**The exercise**
Copy every line of the data exactly, leaving nothing out.

**Records for processing**
__________________________________________________

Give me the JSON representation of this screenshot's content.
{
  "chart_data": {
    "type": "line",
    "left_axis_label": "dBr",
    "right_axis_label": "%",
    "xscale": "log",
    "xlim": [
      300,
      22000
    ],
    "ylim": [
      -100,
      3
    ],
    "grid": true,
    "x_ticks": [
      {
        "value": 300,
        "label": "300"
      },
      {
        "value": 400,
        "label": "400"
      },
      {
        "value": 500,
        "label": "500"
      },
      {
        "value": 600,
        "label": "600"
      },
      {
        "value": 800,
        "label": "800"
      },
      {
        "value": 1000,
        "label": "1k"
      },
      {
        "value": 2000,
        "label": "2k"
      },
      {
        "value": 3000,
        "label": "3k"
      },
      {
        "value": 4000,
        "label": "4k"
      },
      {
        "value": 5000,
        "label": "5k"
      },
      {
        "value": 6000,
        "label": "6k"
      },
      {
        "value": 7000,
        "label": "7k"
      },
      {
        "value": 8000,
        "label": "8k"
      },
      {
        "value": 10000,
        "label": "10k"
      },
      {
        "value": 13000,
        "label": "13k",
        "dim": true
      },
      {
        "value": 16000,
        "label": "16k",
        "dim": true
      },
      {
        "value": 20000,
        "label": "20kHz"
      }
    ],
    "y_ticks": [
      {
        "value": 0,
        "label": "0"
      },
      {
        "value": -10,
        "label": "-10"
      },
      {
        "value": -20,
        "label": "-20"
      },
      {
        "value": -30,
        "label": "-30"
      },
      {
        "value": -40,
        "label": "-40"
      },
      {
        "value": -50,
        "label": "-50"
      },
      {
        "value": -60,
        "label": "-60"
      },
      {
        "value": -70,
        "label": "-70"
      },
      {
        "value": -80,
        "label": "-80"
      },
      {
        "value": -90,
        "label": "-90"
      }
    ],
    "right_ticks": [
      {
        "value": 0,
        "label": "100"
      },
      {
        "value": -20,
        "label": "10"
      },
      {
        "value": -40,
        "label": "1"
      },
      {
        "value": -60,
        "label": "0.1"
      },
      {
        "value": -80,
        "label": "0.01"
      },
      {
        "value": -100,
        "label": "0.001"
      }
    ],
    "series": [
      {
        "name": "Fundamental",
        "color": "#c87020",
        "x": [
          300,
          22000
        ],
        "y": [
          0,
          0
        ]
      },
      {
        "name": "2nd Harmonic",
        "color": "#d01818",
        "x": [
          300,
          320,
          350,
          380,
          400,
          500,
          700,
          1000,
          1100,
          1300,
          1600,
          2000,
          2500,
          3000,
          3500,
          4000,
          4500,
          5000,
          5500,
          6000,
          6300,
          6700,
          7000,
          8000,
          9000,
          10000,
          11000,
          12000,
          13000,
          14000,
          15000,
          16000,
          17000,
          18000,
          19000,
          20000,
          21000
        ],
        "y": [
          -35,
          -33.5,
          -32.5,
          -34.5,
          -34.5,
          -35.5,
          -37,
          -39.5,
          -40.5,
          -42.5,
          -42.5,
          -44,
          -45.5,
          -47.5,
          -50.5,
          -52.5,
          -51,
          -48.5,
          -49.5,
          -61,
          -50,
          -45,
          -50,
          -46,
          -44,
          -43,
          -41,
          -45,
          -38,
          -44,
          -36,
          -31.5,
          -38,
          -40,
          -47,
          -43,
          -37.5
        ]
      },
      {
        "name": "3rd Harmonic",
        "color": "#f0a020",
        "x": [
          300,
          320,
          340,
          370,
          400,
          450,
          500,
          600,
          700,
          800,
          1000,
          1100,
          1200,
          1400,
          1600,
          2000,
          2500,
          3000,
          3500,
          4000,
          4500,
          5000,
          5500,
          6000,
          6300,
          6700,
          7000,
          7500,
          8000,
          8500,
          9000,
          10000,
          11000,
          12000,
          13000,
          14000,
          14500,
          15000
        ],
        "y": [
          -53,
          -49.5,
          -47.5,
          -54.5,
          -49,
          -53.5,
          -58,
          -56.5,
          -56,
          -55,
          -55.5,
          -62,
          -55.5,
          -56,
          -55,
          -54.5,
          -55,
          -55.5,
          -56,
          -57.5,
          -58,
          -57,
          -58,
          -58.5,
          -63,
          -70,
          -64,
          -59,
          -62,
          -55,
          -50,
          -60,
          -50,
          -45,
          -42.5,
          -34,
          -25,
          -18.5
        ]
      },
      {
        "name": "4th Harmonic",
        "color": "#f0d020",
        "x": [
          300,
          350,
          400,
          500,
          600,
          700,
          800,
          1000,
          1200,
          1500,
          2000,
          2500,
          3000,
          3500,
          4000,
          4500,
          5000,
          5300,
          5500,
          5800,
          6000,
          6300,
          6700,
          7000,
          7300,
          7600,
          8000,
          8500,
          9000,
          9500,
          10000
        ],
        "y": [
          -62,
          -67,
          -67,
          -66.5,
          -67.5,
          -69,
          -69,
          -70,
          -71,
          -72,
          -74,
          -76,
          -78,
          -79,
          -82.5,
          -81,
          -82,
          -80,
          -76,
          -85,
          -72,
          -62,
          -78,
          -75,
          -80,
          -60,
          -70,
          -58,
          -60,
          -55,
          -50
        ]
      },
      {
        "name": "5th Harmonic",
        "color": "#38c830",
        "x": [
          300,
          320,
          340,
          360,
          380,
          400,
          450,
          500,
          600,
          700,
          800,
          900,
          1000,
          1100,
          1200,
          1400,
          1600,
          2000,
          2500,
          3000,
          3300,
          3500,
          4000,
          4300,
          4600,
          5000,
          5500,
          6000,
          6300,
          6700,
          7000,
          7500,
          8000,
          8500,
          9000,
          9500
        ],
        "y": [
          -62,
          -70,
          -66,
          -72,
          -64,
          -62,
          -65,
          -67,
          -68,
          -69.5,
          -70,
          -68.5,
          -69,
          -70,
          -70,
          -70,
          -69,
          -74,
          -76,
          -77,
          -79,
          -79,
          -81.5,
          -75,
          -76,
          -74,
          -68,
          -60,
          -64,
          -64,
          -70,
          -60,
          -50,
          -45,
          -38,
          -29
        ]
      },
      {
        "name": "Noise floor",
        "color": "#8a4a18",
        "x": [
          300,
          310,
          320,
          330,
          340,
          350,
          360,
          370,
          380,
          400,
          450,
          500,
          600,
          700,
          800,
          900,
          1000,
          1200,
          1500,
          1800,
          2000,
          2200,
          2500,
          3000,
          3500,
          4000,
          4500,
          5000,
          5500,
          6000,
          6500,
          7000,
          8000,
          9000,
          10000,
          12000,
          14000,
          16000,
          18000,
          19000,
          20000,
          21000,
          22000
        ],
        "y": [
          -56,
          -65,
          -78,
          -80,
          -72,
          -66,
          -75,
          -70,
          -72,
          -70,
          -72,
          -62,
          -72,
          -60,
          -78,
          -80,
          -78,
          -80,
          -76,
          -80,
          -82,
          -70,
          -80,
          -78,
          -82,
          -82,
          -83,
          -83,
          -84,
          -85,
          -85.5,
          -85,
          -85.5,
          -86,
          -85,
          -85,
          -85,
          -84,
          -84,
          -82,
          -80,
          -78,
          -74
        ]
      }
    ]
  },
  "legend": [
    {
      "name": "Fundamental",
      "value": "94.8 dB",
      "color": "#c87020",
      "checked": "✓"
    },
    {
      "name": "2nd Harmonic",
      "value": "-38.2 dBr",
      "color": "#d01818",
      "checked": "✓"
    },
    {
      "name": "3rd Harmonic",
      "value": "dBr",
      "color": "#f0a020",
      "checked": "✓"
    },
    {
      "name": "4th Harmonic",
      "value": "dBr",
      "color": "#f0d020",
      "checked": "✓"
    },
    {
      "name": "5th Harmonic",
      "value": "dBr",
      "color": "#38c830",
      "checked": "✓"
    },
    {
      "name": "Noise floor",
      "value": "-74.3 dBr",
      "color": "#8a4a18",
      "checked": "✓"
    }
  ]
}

__________________________________________________

**Exercise answer**
Give me the JSON representation of this screenshot's content.
{
  "chart_data": {
    "type": "line",
    "left_axis_label": "dBr",
    "right_axis_label": "%",
    "xscale": "log",
    "xlim": [
      300,
      22000
    ],
    "ylim": [
      -100,
      3
    ],
    "grid": true,
    "x_ticks": [
      {
        "value": 300,
        "label": "300"
      },
      {
        "value": 400,
        "label": "400"
      },
      {
        "value": 500,
        "label": "500"
      },
      {
        "value": 600,
        "label": "600"
      },
      {
        "value": 800,
        "label": "800"
      },
      {
        "value": 1000,
        "label": "1k"
      },
      {
        "value": 2000,
        "label": "2k"
      },
      {
        "value": 3000,
        "label": "3k"
      },
      {
        "value": 4000,
        "label": "4k"
      },
      {
        "value": 5000,
        "label": "5k"
      },
      {
        "value": 6000,
        "label": "6k"
      },
      {
        "value": 7000,
        "label": "7k"
      },
      {
        "value": 8000,
        "label": "8k"
      },
      {
        "value": 10000,
        "label": "10k"
      },
      {
        "value": 13000,
        "label": "13k",
        "dim": true
      },
      {
        "value": 16000,
        "label": "16k",
        "dim": true
      },
      {
        "value": 20000,
        "label": "20kHz"
      }
    ],
    "y_ticks": [
      {
        "value": 0,
        "label": "0"
      },
      {
        "value": -10,
        "label": "-10"
      },
      {
        "value": -20,
        "label": "-20"
      },
      {
        "value": -30,
        "label": "-30"
      },
      {
        "value": -40,
        "label": "-40"
      },
      {
        "value": -50,
        "label": "-50"
      },
      {
        "value": -60,
        "label": "-60"
      },
      {
        "value": -70,
        "label": "-70"
      },
      {
        "value": -80,
        "label": "-80"
      },
      {
        "value": -90,
        "label": "-90"
      }
    ],
    "right_ticks": [
      {
        "value": 0,
        "label": "100"
      },
      {
        "value": -20,
        "label": "10"
      },
      {
        "value": -40,
        "label": "1"
      },
      {
        "value": -60,
        "label": "0.1"
      },
      {
        "value": -80,
        "label": "0.01"
      },
      {
        "value": -100,
        "label": "0.001"
      }
    ],
    "series": [
      {
        "name": "Fundamental",
        "color": "#c87020",
        "x": [
          300,
          22000
        ],
        "y": [
          0,
          0
        ]
      },
      {
        "name": "2nd Harmonic",
        "color": "#d01818",
        "x": [
          300,
          320,
          350,
          380,
          400,
          500,
          700,
          1000,
          1100,
          1300,
          1600,
          2000,
          2500,
          3000,
          3500,
          4000,
          4500,
          5000,
          5500,
          6000,
          6300,
          6700,
          7000,
          8000,
          9000,
          10000,
          11000,
          12000,
          13000,
          14000,
          15000,
          16000,
          17000,
          18000,
          19000,
          20000,
          21000
        ],
        "y": [
          -35,
          -33.5,
          -32.5,
          -34.5,
          -34.5,
          -35.5,
          -37,
          -39.5,
          -40.5,
          -42.5,
          -42.5,
          -44,
          -45.5,
          -47.5,
          -50.5,
          -52.5,
          -51,
          -48.5,
          -49.5,
          -61,
          -50,
          -45,
          -50,
          -46,
          -44,
          -43,
          -41,
          -45,
          -38,
          -44,
          -36,
          -31.5,
          -38,
          -40,
          -47,
          -43,
          -37.5
        ]
      },
      {
        "name": "3rd Harmonic",
        "color": "#f0a020",
        "x": [
          300,
          320,
          340,
          370,
          400,
          450,
          500,
          600,
          700,
          800,
          1000,
          1100,
          1200,
          1400,
          1600,
          2000,
          2500,
          3000,
          3500,
          4000,
          4500,
          5000,
          5500,
          6000,
          6300,
          6700,
          7000,
          7500,
          8000,
          8500,
          9000,
          10000,
          11000,
          12000,
          13000,
          14000,
          14500,
          15000
        ],
        "y": [
          -53,
          -49.5,
          -47.5,
          -54.5,
          -49,
          -53.5,
          -58,
          -56.5,
          -56,
          -55,
          -55.5,
          -62,
          -55.5,
          -56,
          -55,
          -54.5,
          -55,
          -55.5,
          -56,
          -57.5,
          -58,
          -57,
          -58,
          -58.5,
          -63,
          -70,
          -64,
          -59,
          -62,
          -55,
          -50,
          -60,
          -50,
          -45,
          -42.5,
          -34,
          -25,
          -18.5
        ]
      },
      {
        "name": "4th Harmonic",
        "color": "#f0d020",
        "x": [
          300,
          350,
          400,
          500,
          600,
          700,
          800,
          1000,
          1200,
          1500,
          2000,
          2500,
          3000,
          3500,
          4000,
          4500,
          5000,
          5300,
          5500,
          5800,
          6000,
          6300,
          6700,
          7000,
          7300,
          7600,
          8000,
          8500,
          9000,
          9500,
          10000
        ],
        "y": [
          -62,
          -67,
          -67,
          -66.5,
          -67.5,
          -69,
          -69,
          -70,
          -71,
          -72,
          -74,
          -76,
          -78,
          -79,
          -82.5,
          -81,
          -82,
          -80,
          -76,
          -85,
          -72,
          -62,
          -78,
          -75,
          -80,
          -60,
          -70,
          -58,
          -60,
          -55,
          -50
        ]
      },
      {
        "name": "5th Harmonic",
        "color": "#38c830",
        "x": [
          300,
          320,
          340,
          360,
          380,
          400,
          450,
          500,
          600,
          700,
          800,
          900,
          1000,
          1100,
          1200,
          1400,
          1600,
          2000,
          2500,
          3000,
          3300,
          3500,
          4000,
          4300,
          4600,
          5000,
          5500,
          6000,
          6300,
          6700,
          7000,
          7500,
          8000,
          8500,
          9000,
          9500
        ],
        "y": [
          -62,
          -70,
          -66,
          -72,
          -64,
          -62,
          -65,
          -67,
          -68,
          -69.5,
          -70,
          -68.5,
          -69,
          -70,
          -70,
          -70,
          -69,
          -74,
          -76,
          -77,
          -79,
          -79,
          -81.5,
          -75,
          -76,
          -74,
          -68,
          -60,
          -64,
          -64,
          -70,
          -60,
          -50,
          -45,
          -38,
          -29
        ]
      },
      {
        "name": "Noise floor",
        "color": "#8a4a18",
        "x": [
          300,
          310,
          320,
          330,
          340,
          350,
          360,
          370,
          380,
          400,
          450,
          500,
          600,
          700,
          800,
          900,
          1000,
          1200,
          1500,
          1800,
          2000,
          2200,
          2500,
          3000,
          3500,
          4000,
          4500,
          5000,
          5500,
          6000,
          6500,
          7000,
          8000,
          9000,
          10000,
          12000,
          14000,
          16000,
          18000,
          19000,
          20000,
          21000,
          22000
        ],
        "y": [
          -56,
          -65,
          -78,
          -80,
          -72,
          -66,
          -75,
          -70,
          -72,
          -70,
          -72,
          -62,
          -72,
          -60,
          -78,
          -80,
          -78,
          -80,
          -76,
          -80,
          -82,
          -70,
          -80,
          -78,
          -82,
          -82,
          -83,
          -83,
          -84,
          -85,
          -85.5,
          -85,
          -85.5,
          -86,
          -85,
          -85,
          -85,
          -84,
          -84,
          -82,
          -80,
          -78,
          -74
        ]
      }
    ]
  },
  "legend": [
    {
      "name": "Fundamental",
      "value": "94.8 dB",
      "color": "#c87020",
      "checked": "✓"
    },
    {
      "name": "2nd Harmonic",
      "value": "-38.2 dBr",
      "color": "#d01818",
      "checked": "✓"
    },
    {
      "name": "3rd Harmonic",
      "value": "dBr",
      "color": "#f0a020",
      "checked": "✓"
    },
    {
      "name": "4th Harmonic",
      "value": "dBr",
      "color": "#f0d020",
      "checked": "✓"
    },
    {
      "name": "5th Harmonic",
      "value": "dBr",
      "color": "#38c830",
      "checked": "✓"
    },
    {
      "name": "Noise floor",
      "value": "-74.3 dBr",
      "color": "#8a4a18",
      "checked": "✓"
    }
  ]
}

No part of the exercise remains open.